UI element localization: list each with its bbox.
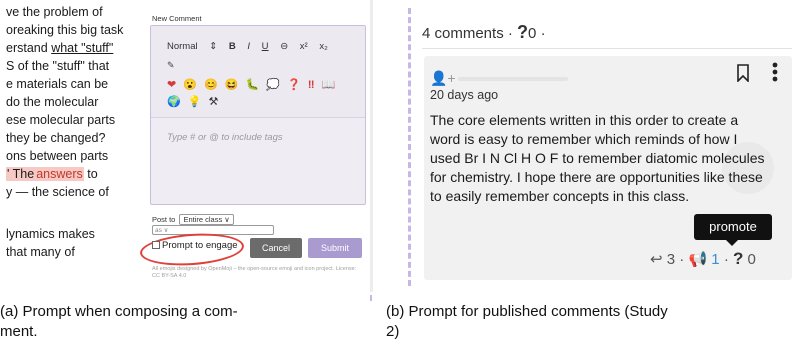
globe-emoji-icon[interactable]: 🌍 bbox=[167, 94, 181, 111]
reply-icon[interactable]: ↩ bbox=[650, 251, 663, 268]
comment-editor: New Comment Normal ⇕ B I U ⊖ x² x₂ ✎ ❤ 😮… bbox=[139, 8, 372, 301]
link-icon[interactable]: ✎ bbox=[167, 60, 175, 71]
exclamation-emoji-icon[interactable]: ‼ bbox=[308, 77, 315, 94]
tools-emoji-icon[interactable]: ⚒ bbox=[209, 94, 219, 111]
comment-body: The core elements written in this order … bbox=[430, 112, 765, 204]
lightbulb-emoji-icon[interactable]: 💡 bbox=[188, 94, 202, 111]
italic-button[interactable]: I bbox=[247, 41, 250, 52]
post-to-select[interactable]: Entire class ∨ bbox=[179, 214, 234, 225]
chevron-updown-icon[interactable]: ⇕ bbox=[209, 41, 217, 52]
question-icon[interactable]: ? bbox=[733, 249, 743, 268]
thread-border bbox=[408, 8, 411, 286]
comment-count: 4 comments bbox=[422, 25, 504, 42]
article-line: they be changed? bbox=[6, 131, 106, 145]
promote-tooltip: promote bbox=[694, 214, 772, 240]
question-icon[interactable]: ? bbox=[517, 22, 528, 42]
caption-a: (a) Prompt when composing a com- bbox=[0, 303, 238, 320]
caption-a-continued: ment. bbox=[0, 323, 38, 340]
prompt-label: Prompt to engage bbox=[162, 240, 238, 251]
comment-date: 20 days ago bbox=[430, 88, 499, 102]
emoji-bar: ❤ 😮 😊 😆 🐛 💭 ❓ ‼ 📖 🌍 💡 ⚒ bbox=[167, 77, 347, 111]
prompt-checkbox[interactable] bbox=[152, 241, 160, 250]
thought-bubble-icon[interactable]: 💭 bbox=[266, 77, 280, 94]
panel-divider bbox=[370, 0, 373, 292]
article-line: oreaking this big task bbox=[6, 23, 124, 37]
article-text: ve the problem of oreaking this big task… bbox=[0, 0, 148, 290]
text-style-select[interactable]: Normal bbox=[167, 41, 198, 52]
anonymized-author-name bbox=[458, 77, 568, 81]
article-line: y — the science of bbox=[6, 185, 109, 199]
cancel-button[interactable]: Cancel bbox=[250, 238, 302, 258]
article-line: lynamics makes bbox=[6, 227, 95, 241]
laugh-emoji-icon[interactable]: 😆 bbox=[225, 77, 239, 94]
tooltip-arrow bbox=[726, 240, 738, 246]
question-emoji-icon[interactable]: ❓ bbox=[287, 77, 301, 94]
article-line: ons between parts bbox=[6, 149, 109, 163]
published-comments-panel: 4 comments · ?0 · 👤+ 20 days ago The cor… bbox=[408, 0, 796, 292]
kebab-icon-svg bbox=[772, 62, 778, 82]
bug-emoji-icon[interactable]: 🐛 bbox=[246, 77, 260, 94]
caption-b-continued: 2) bbox=[386, 323, 400, 340]
article-line: erstand what "stuff" bbox=[6, 41, 114, 55]
strikethrough-button[interactable]: ⊖ bbox=[280, 41, 288, 52]
bookmark-icon-svg bbox=[737, 64, 749, 83]
article-line: do the molecular bbox=[6, 95, 99, 109]
more-menu-icon[interactable] bbox=[770, 62, 780, 82]
subscript-button[interactable]: x₂ bbox=[319, 41, 327, 52]
reply-count: 3 bbox=[666, 251, 676, 268]
editor-title: New Comment bbox=[152, 14, 202, 23]
promote-megaphone-icon[interactable]: 📢 bbox=[688, 251, 707, 268]
question-count: 0 bbox=[747, 251, 756, 268]
highlighted-link[interactable]: what "stuff" bbox=[51, 41, 113, 55]
promote-count: 1 bbox=[711, 251, 720, 268]
book-emoji-icon[interactable]: 📖 bbox=[322, 77, 336, 94]
highlighted-word[interactable]: answers bbox=[35, 167, 84, 181]
surprised-emoji-icon[interactable]: 😮 bbox=[183, 77, 197, 94]
article-line: ese molecular parts bbox=[6, 113, 116, 127]
emoji-attribution: All emojis designed by OpenMoji – the op… bbox=[152, 266, 357, 279]
article-line: that many of bbox=[6, 245, 75, 259]
editor-box[interactable]: Normal ⇕ B I U ⊖ x² x₂ ✎ ❤ 😮 😊 😆 🐛 💭 ❓ ‼… bbox=[150, 25, 366, 205]
post-to-row: Post to Entire class ∨ bbox=[152, 214, 234, 225]
heart-emoji-icon[interactable]: ❤ bbox=[167, 77, 176, 94]
avatar-icon: 👤+ bbox=[430, 70, 456, 86]
smile-emoji-icon[interactable]: 😊 bbox=[204, 77, 218, 94]
comment-actions: ↩ 3 · 📢 1 · ? 0 bbox=[650, 249, 756, 268]
article-line: S of the "stuff" that bbox=[6, 59, 110, 73]
comment-card: 👤+ 20 days ago The core elements written… bbox=[424, 56, 792, 280]
post-to-label: Post to bbox=[152, 215, 176, 224]
underline-button[interactable]: U bbox=[262, 41, 269, 52]
question-count: 0 bbox=[528, 25, 537, 42]
header-divider bbox=[422, 48, 792, 49]
bold-button[interactable]: B bbox=[229, 41, 236, 52]
article-line: ve the problem of bbox=[6, 5, 103, 19]
editor-toolbar: Normal ⇕ B I U ⊖ x² x₂ ✎ ❤ 😮 😊 😆 🐛 💭 ❓ ‼… bbox=[151, 26, 365, 118]
article-line: e materials can be bbox=[6, 77, 109, 91]
format-toolbar: Normal ⇕ B I U ⊖ x² x₂ bbox=[167, 41, 337, 52]
bookmark-icon[interactable] bbox=[736, 64, 750, 87]
submit-button[interactable]: Submit bbox=[308, 238, 362, 258]
comment-input-placeholder[interactable]: Type # or @ to include tags bbox=[167, 132, 283, 143]
prompt-to-engage[interactable]: Prompt to engage bbox=[152, 240, 238, 251]
superscript-button[interactable]: x² bbox=[300, 41, 308, 52]
comments-header: 4 comments · ?0 · bbox=[422, 22, 546, 42]
caption-b: (b) Prompt for published comments (Study bbox=[386, 303, 668, 320]
article-line: ' The answers to bbox=[6, 167, 98, 181]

================================

Rewrite every line of the listing above as a numbered list, skipping any blank lines and leaving the picture out of your answer.

1. UI element localization: list each with its bbox.
2. globe-emoji-icon[interactable]: 🌍 bbox=[167, 94, 181, 111]
3. reply-icon[interactable]: ↩ bbox=[650, 251, 663, 268]
4. comment-editor: New Comment Normal ⇕ B I U ⊖ x² x₂ ✎ ❤ 😮… bbox=[139, 8, 372, 301]
5. link-icon[interactable]: ✎ bbox=[167, 60, 175, 71]
6. exclamation-emoji-icon[interactable]: ‼ bbox=[308, 77, 315, 94]
7. tools-emoji-icon[interactable]: ⚒ bbox=[209, 94, 219, 111]
8. comment-body: The core elements written in this order … bbox=[430, 112, 765, 204]
9. lightbulb-emoji-icon[interactable]: 💡 bbox=[188, 94, 202, 111]
10. italic-button[interactable]: I bbox=[247, 41, 250, 52]
11. post-to-select[interactable]: Entire class ∨ bbox=[179, 214, 234, 225]
12. chevron-updown-icon[interactable]: ⇕ bbox=[209, 41, 217, 52]
13. question-icon[interactable]: ? bbox=[733, 249, 743, 268]
14. thread-border bbox=[408, 8, 411, 286]
15. comment-count: 4 comments bbox=[422, 25, 504, 42]
16. article-line: they be changed? bbox=[6, 131, 106, 145]
17. promote-tooltip: promote bbox=[694, 214, 772, 240]
18. question-icon[interactable]: ? bbox=[517, 22, 528, 42]
19. caption-a: (a) Prompt when composing a com- bbox=[0, 303, 238, 320]
20. caption-a-continued: ment. bbox=[0, 323, 38, 340]
21. prompt-label: Prompt to engage bbox=[162, 240, 238, 251]
22. comment-date: 20 days ago bbox=[430, 88, 499, 102]
23. emoji-bar: ❤ 😮 😊 😆 🐛 💭 ❓ ‼ 📖 🌍 💡 ⚒ bbox=[167, 77, 347, 111]
24. prompt-checkbox[interactable] bbox=[152, 241, 160, 250]
25. thought-bubble-icon[interactable]: 💭 bbox=[266, 77, 280, 94]
26. panel-divider bbox=[370, 0, 373, 292]
27. article-line: oreaking this big task bbox=[6, 23, 124, 37]
28. article-text: ve the problem of oreaking this big task… bbox=[0, 0, 148, 290]
29. text-style-select[interactable]: Normal bbox=[167, 41, 198, 52]
30. anonymized-author-name bbox=[458, 77, 568, 81]
31. article-line: y — the science of bbox=[6, 185, 109, 199]
32. cancel-button[interactable]: Cancel bbox=[250, 238, 302, 258]
33. article-line: lynamics makes bbox=[6, 227, 95, 241]
34. laugh-emoji-icon[interactable]: 😆 bbox=[225, 77, 239, 94]
35. tooltip-arrow bbox=[726, 240, 738, 246]
36. question-emoji-icon[interactable]: ❓ bbox=[287, 77, 301, 94]
37. article-line: ons between parts bbox=[6, 149, 109, 163]
38. published-comments-panel: 4 comments · ?0 · 👤+ 20 days ago The cor… bbox=[408, 0, 796, 292]
39. kebab-icon-svg bbox=[772, 62, 778, 82]
40. bug-emoji-icon[interactable]: 🐛 bbox=[246, 77, 260, 94]
41. caption-b-continued: 2) bbox=[386, 323, 400, 340]
42. article-line: erstand what "stuff" bbox=[6, 41, 114, 55]
43. strikethrough-button[interactable]: ⊖ bbox=[280, 41, 288, 52]
44. bookmark-icon-svg bbox=[737, 64, 749, 83]
45. article-line: do the molecular bbox=[6, 95, 99, 109]
46. more-menu-icon[interactable] bbox=[770, 62, 780, 82]
47. subscript-button[interactable]: x₂ bbox=[319, 41, 327, 52]
48. reply-count: 3 bbox=[666, 251, 676, 268]
49. editor-title: New Comment bbox=[152, 14, 202, 23]
50. promote-megaphone-icon[interactable]: 📢 bbox=[688, 251, 707, 268]
51. question-count: 0 bbox=[747, 251, 756, 268]
52. highlighted-link[interactable]: what "stuff" bbox=[51, 41, 113, 55]
53. promote-count: 1 bbox=[711, 251, 720, 268]
54. book-emoji-icon[interactable]: 📖 bbox=[322, 77, 336, 94]
55. highlighted-word[interactable]: answers bbox=[35, 167, 84, 181]
56. surprised-emoji-icon[interactable]: 😮 bbox=[183, 77, 197, 94]
57. article-line: ese molecular parts bbox=[6, 113, 116, 127]
58. emoji-attribution: All emojis designed by OpenMoji – the op… bbox=[152, 266, 357, 279]
59. article-line: that many of bbox=[6, 245, 75, 259]
60. editor-box[interactable]: Normal ⇕ B I U ⊖ x² x₂ ✎ ❤ 😮 😊 😆 🐛 💭 ❓ ‼… bbox=[150, 25, 366, 205]
61. post-to-row: Post to Entire class ∨ bbox=[152, 214, 234, 225]
62. heart-emoji-icon[interactable]: ❤ bbox=[167, 77, 176, 94]
63. avatar-icon: 👤+ bbox=[430, 70, 456, 86]
64. smile-emoji-icon[interactable]: 😊 bbox=[204, 77, 218, 94]
65. comment-actions: ↩ 3 · 📢 1 · ? 0 bbox=[650, 249, 756, 268]
66. article-line: S of the "stuff" that bbox=[6, 59, 110, 73]
67. comment-card: 👤+ 20 days ago The core elements written… bbox=[424, 56, 792, 280]
68. post-to-label: Post to bbox=[152, 215, 176, 224]
69. underline-button[interactable]: U bbox=[262, 41, 269, 52]
70. question-count: 0 bbox=[528, 25, 537, 42]
71. header-divider bbox=[422, 48, 792, 49]
72. bold-button[interactable]: B bbox=[229, 41, 236, 52]
73. article-line: ve the problem of bbox=[6, 5, 103, 19]
74. editor-toolbar: Normal ⇕ B I U ⊖ x² x₂ ✎ ❤ 😮 😊 😆 🐛 💭 ❓ ‼… bbox=[151, 26, 365, 118]
75. article-line: e materials can be bbox=[6, 77, 109, 91]
76. format-toolbar: Normal ⇕ B I U ⊖ x² x₂ bbox=[167, 41, 337, 52]
77. bookmark-icon[interactable] bbox=[736, 64, 750, 87]
78. submit-button[interactable]: Submit bbox=[308, 238, 362, 258]
79. comment-input-placeholder[interactable]: Type # or @ to include tags bbox=[167, 132, 283, 143]
80. prompt-to-engage[interactable]: Prompt to engage bbox=[152, 240, 238, 251]
81. superscript-button[interactable]: x² bbox=[300, 41, 308, 52]
82. comments-header: 4 comments · ?0 · bbox=[422, 22, 546, 42]
83. caption-b: (b) Prompt for published comments (Study bbox=[386, 303, 668, 320]
84. article-line: ' The answers to bbox=[6, 167, 98, 181]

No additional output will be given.